* _Required task_
Copy back the entries verbatim, from the first line up to and including the line containing "Text: 110 +".

* _Data for this exercise_
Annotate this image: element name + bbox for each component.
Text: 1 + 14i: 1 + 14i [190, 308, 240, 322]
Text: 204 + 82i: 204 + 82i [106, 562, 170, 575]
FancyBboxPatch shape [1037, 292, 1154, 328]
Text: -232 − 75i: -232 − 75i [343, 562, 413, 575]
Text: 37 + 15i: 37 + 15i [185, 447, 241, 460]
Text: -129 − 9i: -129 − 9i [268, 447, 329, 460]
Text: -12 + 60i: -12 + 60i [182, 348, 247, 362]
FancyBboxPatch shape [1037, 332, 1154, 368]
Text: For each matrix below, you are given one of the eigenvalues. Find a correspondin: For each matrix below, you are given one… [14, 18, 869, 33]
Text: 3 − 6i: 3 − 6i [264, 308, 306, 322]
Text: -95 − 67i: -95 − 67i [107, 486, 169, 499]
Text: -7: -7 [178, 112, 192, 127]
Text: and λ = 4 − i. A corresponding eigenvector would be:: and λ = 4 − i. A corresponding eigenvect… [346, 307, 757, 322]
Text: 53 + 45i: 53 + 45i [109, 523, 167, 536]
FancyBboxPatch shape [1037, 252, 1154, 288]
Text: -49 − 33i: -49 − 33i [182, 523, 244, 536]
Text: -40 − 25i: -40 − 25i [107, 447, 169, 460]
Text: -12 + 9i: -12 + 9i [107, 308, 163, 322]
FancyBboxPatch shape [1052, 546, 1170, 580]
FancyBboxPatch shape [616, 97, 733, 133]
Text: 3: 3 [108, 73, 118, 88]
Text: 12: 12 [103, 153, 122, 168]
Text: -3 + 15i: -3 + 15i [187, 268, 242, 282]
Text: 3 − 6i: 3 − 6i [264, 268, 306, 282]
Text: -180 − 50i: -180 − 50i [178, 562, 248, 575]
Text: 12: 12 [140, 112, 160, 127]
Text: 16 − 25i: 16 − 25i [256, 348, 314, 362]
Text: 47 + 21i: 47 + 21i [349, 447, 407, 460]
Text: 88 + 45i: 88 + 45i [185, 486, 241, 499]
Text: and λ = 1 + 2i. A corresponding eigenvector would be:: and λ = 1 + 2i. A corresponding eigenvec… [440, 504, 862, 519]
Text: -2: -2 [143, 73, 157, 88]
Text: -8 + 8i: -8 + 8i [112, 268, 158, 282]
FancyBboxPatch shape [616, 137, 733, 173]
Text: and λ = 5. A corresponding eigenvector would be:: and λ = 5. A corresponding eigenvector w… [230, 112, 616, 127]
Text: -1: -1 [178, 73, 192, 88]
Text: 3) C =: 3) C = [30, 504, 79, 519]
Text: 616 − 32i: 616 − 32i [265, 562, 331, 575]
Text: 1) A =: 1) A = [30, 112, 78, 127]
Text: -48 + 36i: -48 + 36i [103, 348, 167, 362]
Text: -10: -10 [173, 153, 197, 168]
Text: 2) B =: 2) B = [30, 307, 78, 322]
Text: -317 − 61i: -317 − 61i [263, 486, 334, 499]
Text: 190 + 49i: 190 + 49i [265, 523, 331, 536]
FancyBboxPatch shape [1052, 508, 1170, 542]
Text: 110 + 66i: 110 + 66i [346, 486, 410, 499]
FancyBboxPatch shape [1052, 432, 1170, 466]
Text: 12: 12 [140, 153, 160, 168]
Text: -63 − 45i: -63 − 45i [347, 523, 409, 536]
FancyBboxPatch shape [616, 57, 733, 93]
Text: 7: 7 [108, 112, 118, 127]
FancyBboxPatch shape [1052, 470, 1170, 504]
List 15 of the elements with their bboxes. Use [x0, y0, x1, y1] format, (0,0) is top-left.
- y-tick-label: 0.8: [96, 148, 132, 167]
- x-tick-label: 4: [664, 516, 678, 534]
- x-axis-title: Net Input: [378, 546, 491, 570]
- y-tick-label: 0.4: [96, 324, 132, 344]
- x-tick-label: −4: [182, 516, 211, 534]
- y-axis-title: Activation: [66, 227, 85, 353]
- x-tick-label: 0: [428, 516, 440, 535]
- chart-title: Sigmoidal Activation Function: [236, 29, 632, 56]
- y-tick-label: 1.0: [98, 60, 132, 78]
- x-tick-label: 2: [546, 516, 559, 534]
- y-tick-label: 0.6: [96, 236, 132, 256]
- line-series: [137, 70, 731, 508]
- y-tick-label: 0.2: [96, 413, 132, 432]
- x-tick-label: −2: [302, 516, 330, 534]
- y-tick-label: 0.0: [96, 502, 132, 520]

* _Full answer_
Annotate this image: element name + bbox for each component.
Text: 1 + 14i: 1 + 14i [190, 308, 240, 322]
Text: 204 + 82i: 204 + 82i [106, 562, 170, 575]
FancyBboxPatch shape [1037, 292, 1154, 328]
Text: -232 − 75i: -232 − 75i [343, 562, 413, 575]
Text: 37 + 15i: 37 + 15i [185, 447, 241, 460]
Text: -129 − 9i: -129 − 9i [268, 447, 329, 460]
Text: -12 + 60i: -12 + 60i [182, 348, 247, 362]
FancyBboxPatch shape [1037, 332, 1154, 368]
Text: For each matrix below, you are given one of the eigenvalues. Find a correspondin: For each matrix below, you are given one… [14, 18, 869, 33]
Text: 3 − 6i: 3 − 6i [264, 308, 306, 322]
Text: -95 − 67i: -95 − 67i [107, 486, 169, 499]
Text: -7: -7 [178, 112, 192, 127]
Text: and λ = 4 − i. A corresponding eigenvector would be:: and λ = 4 − i. A corresponding eigenvect… [346, 307, 757, 322]
Text: 53 + 45i: 53 + 45i [109, 523, 167, 536]
FancyBboxPatch shape [1037, 252, 1154, 288]
Text: -49 − 33i: -49 − 33i [182, 523, 244, 536]
Text: -40 − 25i: -40 − 25i [107, 447, 169, 460]
Text: -12 + 9i: -12 + 9i [107, 308, 163, 322]
FancyBboxPatch shape [1052, 546, 1170, 580]
FancyBboxPatch shape [616, 97, 733, 133]
Text: 3: 3 [108, 73, 118, 88]
Text: 12: 12 [103, 153, 122, 168]
Text: -3 + 15i: -3 + 15i [187, 268, 242, 282]
Text: 3 − 6i: 3 − 6i [264, 268, 306, 282]
Text: -180 − 50i: -180 − 50i [178, 562, 248, 575]
Text: 12: 12 [140, 112, 160, 127]
Text: 16 − 25i: 16 − 25i [256, 348, 314, 362]
Text: 47 + 21i: 47 + 21i [349, 447, 407, 460]
Text: 88 + 45i: 88 + 45i [185, 486, 241, 499]
Text: and λ = 1 + 2i. A corresponding eigenvector would be:: and λ = 1 + 2i. A corresponding eigenvec… [440, 504, 862, 519]
Text: -2: -2 [143, 73, 157, 88]
Text: -8 + 8i: -8 + 8i [112, 268, 158, 282]
FancyBboxPatch shape [616, 137, 733, 173]
Text: and λ = 5. A corresponding eigenvector would be:: and λ = 5. A corresponding eigenvector w… [230, 112, 616, 127]
Text: -1: -1 [178, 73, 192, 88]
Text: 3) C =: 3) C = [30, 504, 79, 519]
Text: 616 − 32i: 616 − 32i [265, 562, 331, 575]
Text: 1) A =: 1) A = [30, 112, 78, 127]
Text: -48 + 36i: -48 + 36i [103, 348, 167, 362]
Text: -10: -10 [173, 153, 197, 168]
Text: 2) B =: 2) B = [30, 307, 78, 322]
Text: -317 − 61i: -317 − 61i [263, 486, 334, 499]
Text: 190 + 49i: 190 + 49i [265, 523, 331, 536]
FancyBboxPatch shape [1052, 508, 1170, 542]
Text: 110 + 66i: 110 + 66i [346, 486, 410, 499]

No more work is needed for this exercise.